-- Dataset excerpts start --
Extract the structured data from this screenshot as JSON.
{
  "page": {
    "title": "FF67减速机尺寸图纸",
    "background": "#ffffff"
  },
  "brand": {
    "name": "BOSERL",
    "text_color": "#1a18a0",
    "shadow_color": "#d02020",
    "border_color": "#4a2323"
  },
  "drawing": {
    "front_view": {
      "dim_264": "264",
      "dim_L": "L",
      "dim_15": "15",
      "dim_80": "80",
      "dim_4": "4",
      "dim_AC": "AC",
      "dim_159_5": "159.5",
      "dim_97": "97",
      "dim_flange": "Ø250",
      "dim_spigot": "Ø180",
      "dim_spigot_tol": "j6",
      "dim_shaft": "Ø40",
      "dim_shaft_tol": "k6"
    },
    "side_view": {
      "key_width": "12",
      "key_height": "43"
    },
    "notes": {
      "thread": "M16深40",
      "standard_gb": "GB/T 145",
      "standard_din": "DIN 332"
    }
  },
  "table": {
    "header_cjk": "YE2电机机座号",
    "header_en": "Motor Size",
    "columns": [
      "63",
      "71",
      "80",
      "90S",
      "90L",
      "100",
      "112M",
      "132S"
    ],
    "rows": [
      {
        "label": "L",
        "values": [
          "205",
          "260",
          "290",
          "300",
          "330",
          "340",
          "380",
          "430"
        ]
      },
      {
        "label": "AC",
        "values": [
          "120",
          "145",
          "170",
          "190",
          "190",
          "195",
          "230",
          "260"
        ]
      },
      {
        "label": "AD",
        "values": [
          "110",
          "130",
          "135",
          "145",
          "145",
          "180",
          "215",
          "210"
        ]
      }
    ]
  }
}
-- Dataset excerpts end --
### Do this
Each record above should be restated word for word.

### Completed task
Extract the structured data from this screenshot as JSON.
{
  "page": {
    "title": "FF67减速机尺寸图纸",
    "background": "#ffffff"
  },
  "brand": {
    "name": "BOSERL",
    "text_color": "#1a18a0",
    "shadow_color": "#d02020",
    "border_color": "#4a2323"
  },
  "drawing": {
    "front_view": {
      "dim_264": "264",
      "dim_L": "L",
      "dim_15": "15",
      "dim_80": "80",
      "dim_4": "4",
      "dim_AC": "AC",
      "dim_159_5": "159.5",
      "dim_97": "97",
      "dim_flange": "Ø250",
      "dim_spigot": "Ø180",
      "dim_spigot_tol": "j6",
      "dim_shaft": "Ø40",
      "dim_shaft_tol": "k6"
    },
    "side_view": {
      "key_width": "12",
      "key_height": "43"
    },
    "notes": {
      "thread": "M16深40",
      "standard_gb": "GB/T 145",
      "standard_din": "DIN 332"
    }
  },
  "table": {
    "header_cjk": "YE2电机机座号",
    "header_en": "Motor Size",
    "columns": [
      "63",
      "71",
      "80",
      "90S",
      "90L",
      "100",
      "112M",
      "132S"
    ],
    "rows": [
      {
        "label": "L",
        "values": [
          "205",
          "260",
          "290",
          "300",
          "330",
          "340",
          "380",
          "430"
        ]
      },
      {
        "label": "AC",
        "values": [
          "120",
          "145",
          "170",
          "190",
          "190",
          "195",
          "230",
          "260"
        ]
      },
      {
        "label": "AD",
        "values": [
          "110",
          "130",
          "135",
          "145",
          "145",
          "180",
          "215",
          "210"
        ]
      }
    ]
  }
}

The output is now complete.